| TASK TO COMPLETE |
Render the following material again verbatim, leaving nothing out.

| MATERIAL FOR THE TASK |
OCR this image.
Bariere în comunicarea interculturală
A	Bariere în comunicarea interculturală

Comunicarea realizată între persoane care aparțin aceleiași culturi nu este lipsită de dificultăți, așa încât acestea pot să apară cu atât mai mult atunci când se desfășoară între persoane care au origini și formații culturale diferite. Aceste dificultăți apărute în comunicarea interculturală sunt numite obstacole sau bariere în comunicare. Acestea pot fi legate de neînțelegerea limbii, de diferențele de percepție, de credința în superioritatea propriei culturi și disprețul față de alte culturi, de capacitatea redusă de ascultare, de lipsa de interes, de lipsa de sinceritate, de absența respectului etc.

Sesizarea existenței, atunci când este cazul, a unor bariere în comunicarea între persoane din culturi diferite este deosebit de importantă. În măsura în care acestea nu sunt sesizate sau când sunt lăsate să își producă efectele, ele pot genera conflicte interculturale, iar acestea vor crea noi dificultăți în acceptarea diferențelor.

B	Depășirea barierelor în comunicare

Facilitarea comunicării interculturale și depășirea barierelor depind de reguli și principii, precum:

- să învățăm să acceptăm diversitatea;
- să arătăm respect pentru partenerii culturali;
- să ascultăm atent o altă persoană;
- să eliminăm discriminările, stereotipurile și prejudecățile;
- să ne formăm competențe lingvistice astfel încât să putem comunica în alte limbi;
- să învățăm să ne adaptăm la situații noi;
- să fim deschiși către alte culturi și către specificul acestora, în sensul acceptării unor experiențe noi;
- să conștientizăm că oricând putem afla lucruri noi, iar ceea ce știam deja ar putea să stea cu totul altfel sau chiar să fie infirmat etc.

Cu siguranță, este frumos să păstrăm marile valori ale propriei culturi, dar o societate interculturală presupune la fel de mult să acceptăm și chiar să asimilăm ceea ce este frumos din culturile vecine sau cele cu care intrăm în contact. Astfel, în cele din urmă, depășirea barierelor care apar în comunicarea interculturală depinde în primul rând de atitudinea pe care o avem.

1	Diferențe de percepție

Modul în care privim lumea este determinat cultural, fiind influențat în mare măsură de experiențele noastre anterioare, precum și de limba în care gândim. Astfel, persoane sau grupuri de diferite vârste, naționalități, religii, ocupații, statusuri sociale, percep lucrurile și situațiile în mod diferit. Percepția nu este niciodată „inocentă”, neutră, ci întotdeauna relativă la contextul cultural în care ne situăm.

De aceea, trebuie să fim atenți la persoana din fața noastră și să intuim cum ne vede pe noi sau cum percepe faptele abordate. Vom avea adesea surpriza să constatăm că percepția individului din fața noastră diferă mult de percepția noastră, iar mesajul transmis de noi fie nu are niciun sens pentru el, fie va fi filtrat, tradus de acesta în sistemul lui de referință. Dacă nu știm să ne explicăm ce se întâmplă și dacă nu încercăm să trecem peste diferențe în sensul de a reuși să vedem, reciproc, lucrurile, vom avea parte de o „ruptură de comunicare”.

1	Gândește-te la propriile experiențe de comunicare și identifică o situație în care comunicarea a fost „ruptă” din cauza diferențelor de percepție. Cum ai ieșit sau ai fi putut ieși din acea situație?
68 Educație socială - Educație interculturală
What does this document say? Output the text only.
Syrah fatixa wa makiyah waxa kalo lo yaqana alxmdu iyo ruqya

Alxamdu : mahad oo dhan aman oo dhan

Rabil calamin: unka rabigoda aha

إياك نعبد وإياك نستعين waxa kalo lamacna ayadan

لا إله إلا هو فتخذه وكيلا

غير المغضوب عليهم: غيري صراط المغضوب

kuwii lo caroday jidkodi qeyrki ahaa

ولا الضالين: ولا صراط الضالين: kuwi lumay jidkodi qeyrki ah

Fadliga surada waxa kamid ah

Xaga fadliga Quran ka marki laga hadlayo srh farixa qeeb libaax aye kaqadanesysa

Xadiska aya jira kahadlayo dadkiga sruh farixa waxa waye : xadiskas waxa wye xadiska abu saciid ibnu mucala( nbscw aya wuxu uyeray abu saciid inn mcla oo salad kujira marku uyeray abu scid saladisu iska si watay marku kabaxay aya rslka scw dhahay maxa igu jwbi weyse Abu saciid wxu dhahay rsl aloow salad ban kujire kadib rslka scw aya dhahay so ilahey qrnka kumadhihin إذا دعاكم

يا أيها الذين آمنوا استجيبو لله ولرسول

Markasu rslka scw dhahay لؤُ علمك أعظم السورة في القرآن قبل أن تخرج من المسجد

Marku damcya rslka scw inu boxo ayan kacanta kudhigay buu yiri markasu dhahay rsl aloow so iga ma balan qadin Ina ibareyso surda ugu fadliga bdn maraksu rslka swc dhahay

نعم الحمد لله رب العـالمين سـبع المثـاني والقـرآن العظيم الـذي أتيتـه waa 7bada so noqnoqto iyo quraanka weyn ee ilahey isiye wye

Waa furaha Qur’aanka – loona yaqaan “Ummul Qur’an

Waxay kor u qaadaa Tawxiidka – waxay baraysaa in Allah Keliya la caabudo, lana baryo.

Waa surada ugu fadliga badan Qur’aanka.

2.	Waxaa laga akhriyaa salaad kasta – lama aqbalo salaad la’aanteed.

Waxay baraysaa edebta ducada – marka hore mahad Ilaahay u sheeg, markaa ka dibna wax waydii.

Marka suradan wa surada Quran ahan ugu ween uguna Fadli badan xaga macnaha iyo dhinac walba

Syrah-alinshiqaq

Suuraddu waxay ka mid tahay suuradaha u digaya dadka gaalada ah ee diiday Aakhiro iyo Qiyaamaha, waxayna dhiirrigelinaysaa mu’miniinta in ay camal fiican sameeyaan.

| FINISHED TASK |
OCR this image.
Bariere în comunicarea interculturală
A	Bariere în comunicarea interculturală

Comunicarea realizată între persoane care aparțin aceleiași culturi nu este lipsită de dificultăți, așa încât acestea pot să apară cu atât mai mult atunci când se desfășoară între persoane care au origini și formații culturale diferite. Aceste dificultăți apărute în comunicarea interculturală sunt numite obstacole sau bariere în comunicare. Acestea pot fi legate de neînțelegerea limbii, de diferențele de percepție, de credința în superioritatea propriei culturi și disprețul față de alte culturi, de capacitatea redusă de ascultare, de lipsa de interes, de lipsa de sinceritate, de absența respectului etc.

Sesizarea existenței, atunci când este cazul, a unor bariere în comunicarea între persoane din culturi diferite este deosebit de importantă. În măsura în care acestea nu sunt sesizate sau când sunt lăsate să își producă efectele, ele pot genera conflicte interculturale, iar acestea vor crea noi dificultăți în acceptarea diferențelor.

B	Depășirea barierelor în comunicare

Facilitarea comunicării interculturale și depășirea barierelor depind de reguli și principii, precum:

- să învățăm să acceptăm diversitatea;
- să arătăm respect pentru partenerii culturali;
- să ascultăm atent o altă persoană;
- să eliminăm discriminările, stereotipurile și prejudecățile;
- să ne formăm competențe lingvistice astfel încât să putem comunica în alte limbi;
- să învățăm să ne adaptăm la situații noi;
- să fim deschiși către alte culturi și către specificul acestora, în sensul acceptării unor experiențe noi;
- să conștientizăm că oricând putem afla lucruri noi, iar ceea ce știam deja ar putea să stea cu totul altfel sau chiar să fie infirmat etc.

Cu siguranță, este frumos să păstrăm marile valori ale propriei culturi, dar o societate interculturală presupune la fel de mult să acceptăm și chiar să asimilăm ceea ce este frumos din culturile vecine sau cele cu care intrăm în contact. Astfel, în cele din urmă, depășirea barierelor care apar în comunicarea interculturală depinde în primul rând de atitudinea pe care o avem.

1	Diferențe de percepție

Modul în care privim lumea este determinat cultural, fiind influențat în mare măsură de experiențele noastre anterioare, precum și de limba în care gândim. Astfel, persoane sau grupuri de diferite vârste, naționalități, religii, ocupații, statusuri sociale, percep lucrurile și situațiile în mod diferit. Percepția nu este niciodată „inocentă”, neutră, ci întotdeauna relativă la contextul cultural în care ne situăm.

De aceea, trebuie să fim atenți la persoana din fața noastră și să intuim cum ne vede pe noi sau cum percepe faptele abordate. Vom avea adesea surpriza să constatăm că percepția individului din fața noastră diferă mult de percepția noastră, iar mesajul transmis de noi fie nu are niciun sens pentru el, fie va fi filtrat, tradus de acesta în sistemul lui de referință. Dacă nu știm să ne explicăm ce se întâmplă și dacă nu încercăm să trecem peste diferențe în sensul de a reuși să vedem, reciproc, lucrurile, vom avea parte de o „ruptură de comunicare”.

1	Gândește-te la propriile experiențe de comunicare și identifică o situație în care comunicarea a fost „ruptă” din cauza diferențelor de percepție. Cum ai ieșit sau ai fi putut ieși din acea situație?
68 Educație socială - Educație interculturală
What does this document say? Output the text only.
Syrah fatixa wa makiyah waxa kalo lo yaqana alxmdu iyo ruqya

Alxamdu : mahad oo dhan aman oo dhan

Rabil calamin: unka rabigoda aha

إياك نعبد وإياك نستعين waxa kalo lamacna ayadan

لا إله إلا هو فتخذه وكيلا

غير المغضوب عليهم: غيري صراط المغضوب

kuwii lo caroday jidkodi qeyrki ahaa

ولا الضالين: ولا صراط الضالين: kuwi lumay jidkodi qeyrki ah

Fadliga surada waxa kamid ah

Xaga fadliga Quran ka marki laga hadlayo srh farixa qeeb libaax aye kaqadanesysa

Xadiska aya jira kahadlayo dadkiga sruh farixa waxa waye : xadiskas waxa wye xadiska abu saciid ibnu mucala( nbscw aya wuxu uyeray abu saciid inn mcla oo salad kujira marku uyeray abu scid saladisu iska si watay marku kabaxay aya rslka scw dhahay maxa igu jwbi weyse Abu saciid wxu dhahay rsl aloow salad ban kujire kadib rslka scw aya dhahay so ilahey qrnka kumadhihin إذا دعاكم

يا أيها الذين آمنوا استجيبو لله ولرسول

Markasu rslka scw dhahay لؤُ علمك أعظم السورة في القرآن قبل أن تخرج من المسجد

Marku damcya rslka scw inu boxo ayan kacanta kudhigay buu yiri markasu dhahay rsl aloow so iga ma balan qadin Ina ibareyso surda ugu fadliga bdn maraksu rslka swc dhahay

نعم الحمد لله رب العـالمين سـبع المثـاني والقـرآن العظيم الـذي أتيتـه waa 7bada so noqnoqto iyo quraanka weyn ee ilahey isiye wye

Waa furaha Qur’aanka – loona yaqaan “Ummul Qur’an

Waxay kor u qaadaa Tawxiidka – waxay baraysaa in Allah Keliya la caabudo, lana baryo.

Waa surada ugu fadliga badan Qur’aanka.

2.	Waxaa laga akhriyaa salaad kasta – lama aqbalo salaad la’aanteed.

Waxay baraysaa edebta ducada – marka hore mahad Ilaahay u sheeg, markaa ka dibna wax waydii.

Marka suradan wa surada Quran ahan ugu ween uguna Fadli badan xaga macnaha iyo dhinac walba

Syrah-alinshiqaq

Suuraddu waxay ka mid tahay suuradaha u digaya dadka gaalada ah ee diiday Aakhiro iyo Qiyaamaha, waxayna dhiirrigelinaysaa mu’miniinta in ay camal fiican sameeyaan.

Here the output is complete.